Records for processing |

▬▬▬

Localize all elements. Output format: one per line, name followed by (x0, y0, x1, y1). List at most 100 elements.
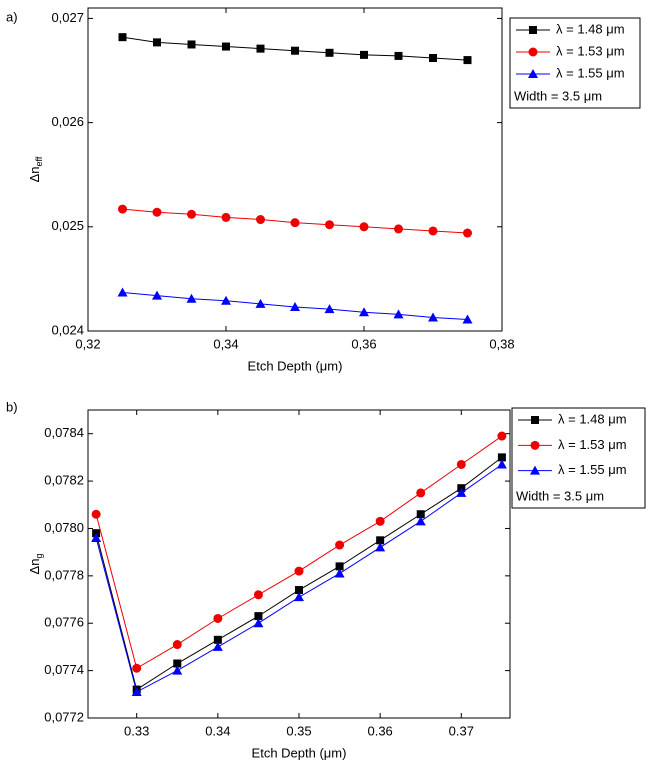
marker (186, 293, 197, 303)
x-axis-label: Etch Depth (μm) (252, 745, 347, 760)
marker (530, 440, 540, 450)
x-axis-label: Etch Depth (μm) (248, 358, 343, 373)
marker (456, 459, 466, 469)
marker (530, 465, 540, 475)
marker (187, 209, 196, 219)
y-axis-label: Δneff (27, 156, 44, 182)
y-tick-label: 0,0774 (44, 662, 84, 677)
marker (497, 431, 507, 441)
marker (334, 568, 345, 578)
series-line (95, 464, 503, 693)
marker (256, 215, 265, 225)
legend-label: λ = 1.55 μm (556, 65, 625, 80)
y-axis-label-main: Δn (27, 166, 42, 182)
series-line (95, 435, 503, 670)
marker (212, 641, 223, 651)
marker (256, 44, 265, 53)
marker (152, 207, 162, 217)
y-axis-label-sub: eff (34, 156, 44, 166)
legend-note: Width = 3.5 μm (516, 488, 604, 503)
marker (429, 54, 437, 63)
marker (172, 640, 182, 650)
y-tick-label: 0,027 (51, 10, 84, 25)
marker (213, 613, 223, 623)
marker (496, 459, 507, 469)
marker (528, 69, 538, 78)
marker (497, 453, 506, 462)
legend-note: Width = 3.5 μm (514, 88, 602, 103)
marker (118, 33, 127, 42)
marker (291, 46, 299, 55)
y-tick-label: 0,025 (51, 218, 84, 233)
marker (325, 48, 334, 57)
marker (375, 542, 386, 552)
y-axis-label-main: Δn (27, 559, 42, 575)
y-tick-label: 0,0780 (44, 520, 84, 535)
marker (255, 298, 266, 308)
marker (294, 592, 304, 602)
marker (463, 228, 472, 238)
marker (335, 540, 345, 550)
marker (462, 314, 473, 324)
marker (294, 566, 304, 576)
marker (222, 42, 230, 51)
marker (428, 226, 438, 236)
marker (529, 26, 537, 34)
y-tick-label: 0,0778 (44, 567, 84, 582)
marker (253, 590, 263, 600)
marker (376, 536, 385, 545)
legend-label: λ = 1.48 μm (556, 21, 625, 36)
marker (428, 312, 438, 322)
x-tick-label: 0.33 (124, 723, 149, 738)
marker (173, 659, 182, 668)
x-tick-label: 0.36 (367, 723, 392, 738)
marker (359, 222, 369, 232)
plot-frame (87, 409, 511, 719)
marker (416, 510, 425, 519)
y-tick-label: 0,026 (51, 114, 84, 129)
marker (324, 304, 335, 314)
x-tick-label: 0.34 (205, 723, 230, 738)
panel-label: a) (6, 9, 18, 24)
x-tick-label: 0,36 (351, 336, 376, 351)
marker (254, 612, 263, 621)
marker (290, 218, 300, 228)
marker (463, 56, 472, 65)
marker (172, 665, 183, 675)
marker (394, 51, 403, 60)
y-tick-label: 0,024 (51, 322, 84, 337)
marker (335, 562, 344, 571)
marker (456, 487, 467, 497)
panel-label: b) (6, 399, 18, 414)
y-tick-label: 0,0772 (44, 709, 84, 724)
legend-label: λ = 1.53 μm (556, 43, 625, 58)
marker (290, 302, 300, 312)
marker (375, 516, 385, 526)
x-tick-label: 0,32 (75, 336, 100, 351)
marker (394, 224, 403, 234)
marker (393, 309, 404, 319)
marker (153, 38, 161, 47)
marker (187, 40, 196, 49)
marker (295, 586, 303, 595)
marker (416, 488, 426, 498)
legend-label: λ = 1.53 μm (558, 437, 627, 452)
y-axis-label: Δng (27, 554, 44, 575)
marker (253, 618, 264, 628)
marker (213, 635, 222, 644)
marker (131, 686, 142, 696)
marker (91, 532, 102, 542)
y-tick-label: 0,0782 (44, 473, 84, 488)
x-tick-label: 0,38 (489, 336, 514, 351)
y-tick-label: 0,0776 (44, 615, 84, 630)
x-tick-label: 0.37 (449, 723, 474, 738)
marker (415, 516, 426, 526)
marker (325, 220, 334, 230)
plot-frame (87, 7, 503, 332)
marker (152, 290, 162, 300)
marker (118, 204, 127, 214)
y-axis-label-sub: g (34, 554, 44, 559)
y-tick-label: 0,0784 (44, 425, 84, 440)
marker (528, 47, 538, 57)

▬▬▬

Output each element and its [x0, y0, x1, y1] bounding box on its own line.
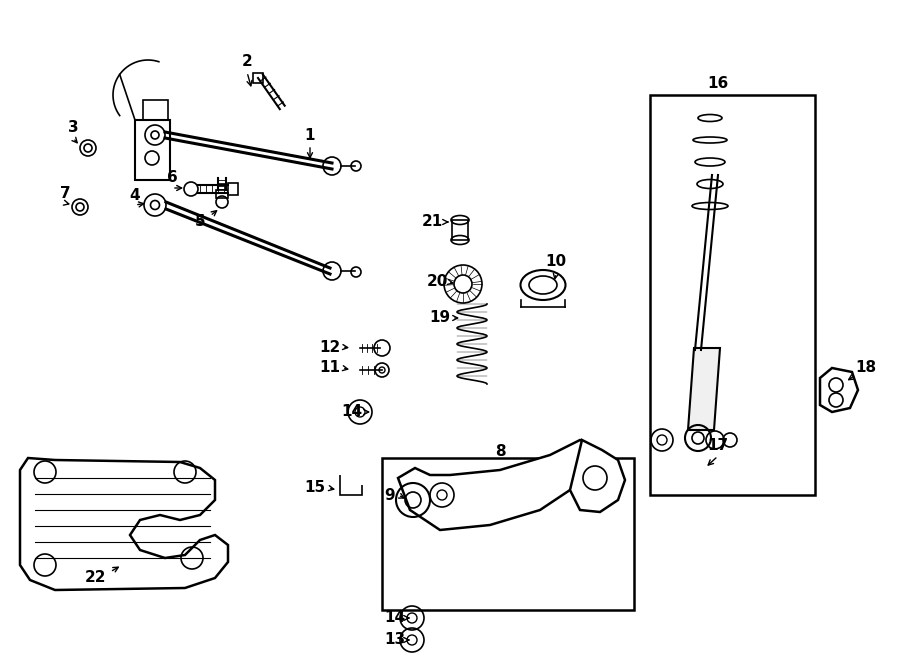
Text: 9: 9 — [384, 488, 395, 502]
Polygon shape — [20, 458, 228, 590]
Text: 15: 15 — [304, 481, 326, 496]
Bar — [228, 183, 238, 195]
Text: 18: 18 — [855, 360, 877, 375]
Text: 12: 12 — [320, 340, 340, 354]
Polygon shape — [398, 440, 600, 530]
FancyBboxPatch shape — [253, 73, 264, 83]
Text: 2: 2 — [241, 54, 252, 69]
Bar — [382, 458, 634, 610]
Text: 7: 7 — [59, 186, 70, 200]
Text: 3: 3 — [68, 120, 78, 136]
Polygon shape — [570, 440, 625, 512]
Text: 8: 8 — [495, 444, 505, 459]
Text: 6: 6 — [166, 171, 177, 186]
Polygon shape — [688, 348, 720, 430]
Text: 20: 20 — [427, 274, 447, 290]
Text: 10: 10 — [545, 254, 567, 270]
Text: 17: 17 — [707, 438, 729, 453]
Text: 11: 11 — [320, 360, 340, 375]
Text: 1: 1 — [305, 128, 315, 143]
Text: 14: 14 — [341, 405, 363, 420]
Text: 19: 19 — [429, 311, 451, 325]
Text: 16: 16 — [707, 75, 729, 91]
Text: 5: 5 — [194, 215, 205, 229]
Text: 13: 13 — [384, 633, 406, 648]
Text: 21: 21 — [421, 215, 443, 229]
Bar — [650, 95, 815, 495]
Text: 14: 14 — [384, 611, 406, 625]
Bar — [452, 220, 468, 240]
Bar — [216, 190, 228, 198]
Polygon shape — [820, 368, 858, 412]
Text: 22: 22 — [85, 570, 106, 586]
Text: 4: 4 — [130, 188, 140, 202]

▬▬▬

Task objective | Pull out every line of the data above that contains the string "note". Matching is case-sensitive.

Response for this exercise |
legend-note: Width = 3.5 μm (516, 488, 604, 503)
legend-note: Width = 3.5 μm (514, 88, 602, 103)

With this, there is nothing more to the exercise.